Dataset listings of figures:
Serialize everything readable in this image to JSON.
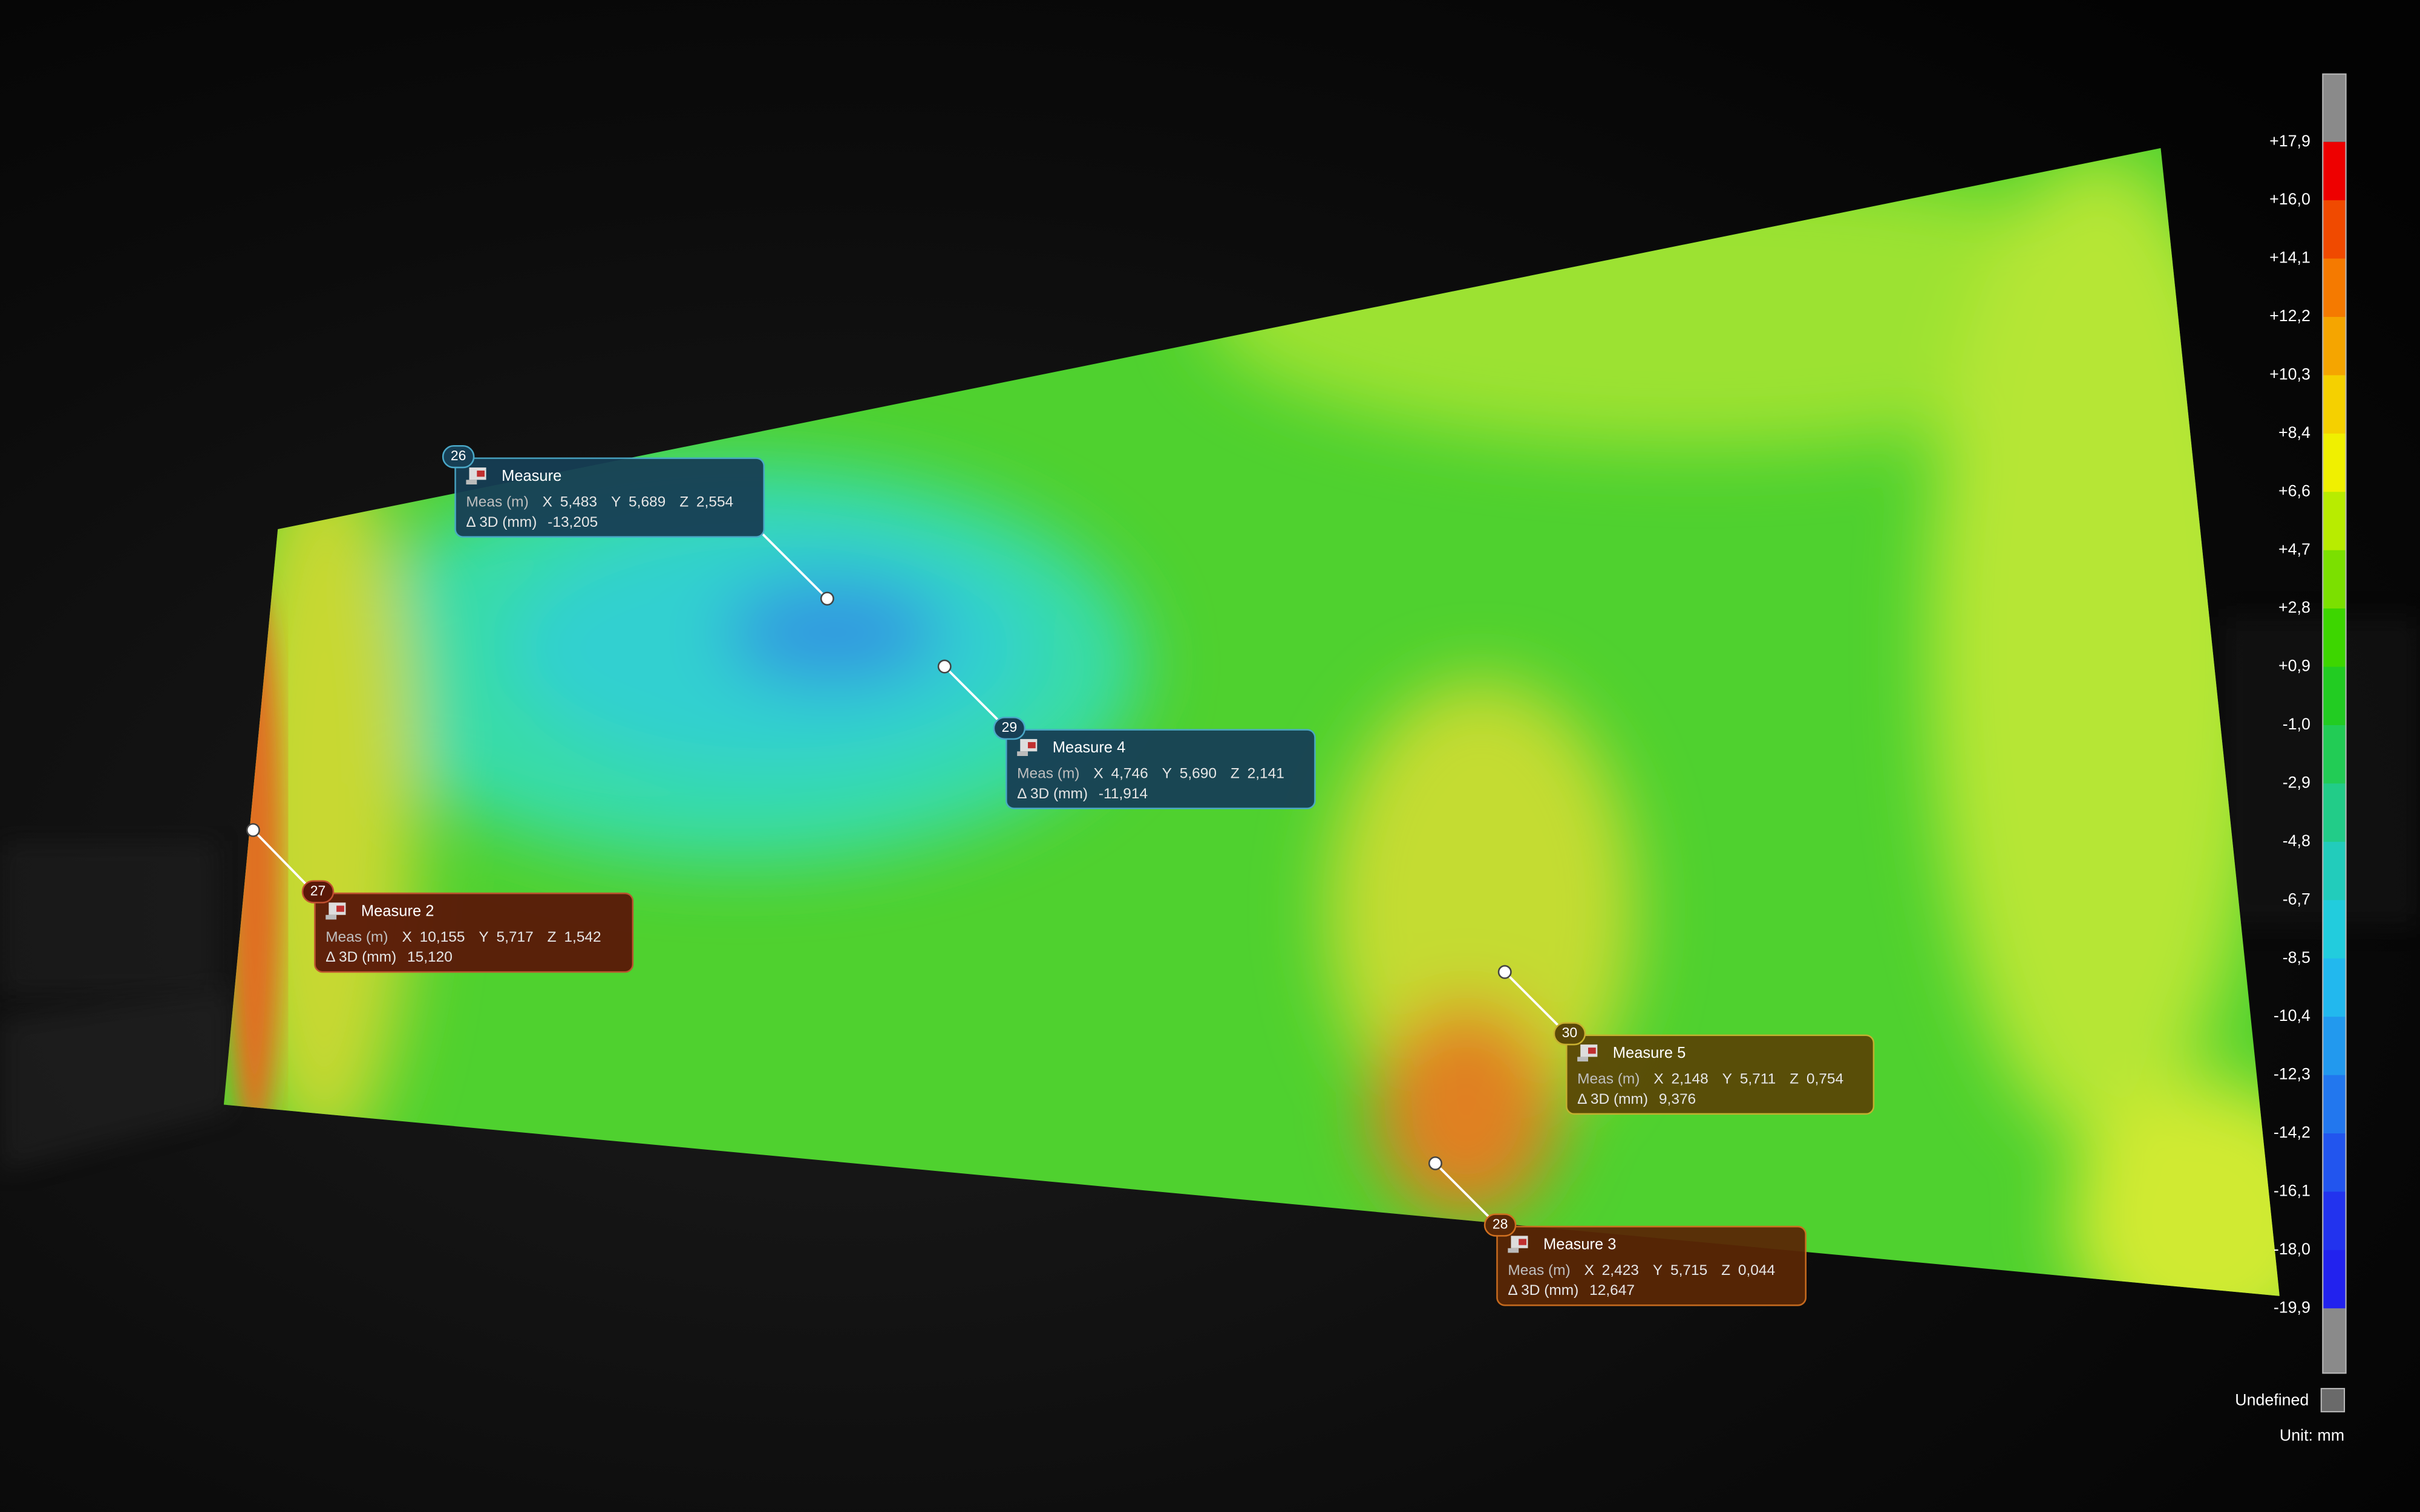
{
  "callouts": [
    {
      "number": "26",
      "title": "Measure",
      "meas_label": "Meas (m)",
      "x_label": "X",
      "x": "5,483",
      "y_label": "Y",
      "y": "5,689",
      "z_label": "Z",
      "z": "2,554",
      "delta_label": "Δ 3D (mm)",
      "delta": "-13,205"
    },
    {
      "number": "29",
      "title": "Measure 4",
      "meas_label": "Meas (m)",
      "x_label": "X",
      "x": "4,746",
      "y_label": "Y",
      "y": "5,690",
      "z_label": "Z",
      "z": "2,141",
      "delta_label": "Δ 3D (mm)",
      "delta": "-11,914"
    },
    {
      "number": "27",
      "title": "Measure 2",
      "meas_label": "Meas (m)",
      "x_label": "X",
      "x": "10,155",
      "y_label": "Y",
      "y": "5,717",
      "z_label": "Z",
      "z": "1,542",
      "delta_label": "Δ 3D (mm)",
      "delta": "15,120"
    },
    {
      "number": "30",
      "title": "Measure 5",
      "meas_label": "Meas (m)",
      "x_label": "X",
      "x": "2,148",
      "y_label": "Y",
      "y": "5,711",
      "z_label": "Z",
      "z": "0,754",
      "delta_label": "Δ 3D (mm)",
      "delta": "9,376"
    },
    {
      "number": "28",
      "title": "Measure 3",
      "meas_label": "Meas (m)",
      "x_label": "X",
      "x": "2,423",
      "y_label": "Y",
      "y": "5,715",
      "z_label": "Z",
      "z": "0,044",
      "delta_label": "Δ 3D (mm)",
      "delta": "12,647"
    }
  ],
  "color_scale": {
    "labels": [
      "+17,9",
      "+16,0",
      "+14,1",
      "+12,2",
      "+10,3",
      "+8,4",
      "+6,6",
      "+4,7",
      "+2,8",
      "+0,9",
      "-1,0",
      "-2,9",
      "-4,8",
      "-6,7",
      "-8,5",
      "-10,4",
      "-12,3",
      "-14,2",
      "-16,1",
      "-18,0",
      "-19,9"
    ],
    "undefined_label": "Undefined",
    "unit": "Unit: mm"
  }
}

Stated task:
From the listing above, copy every line that holds the string "number".

Exercise result:
      "number": "26",
      "number": "29",
      "number": "27",
      "number": "30",
      "number": "28",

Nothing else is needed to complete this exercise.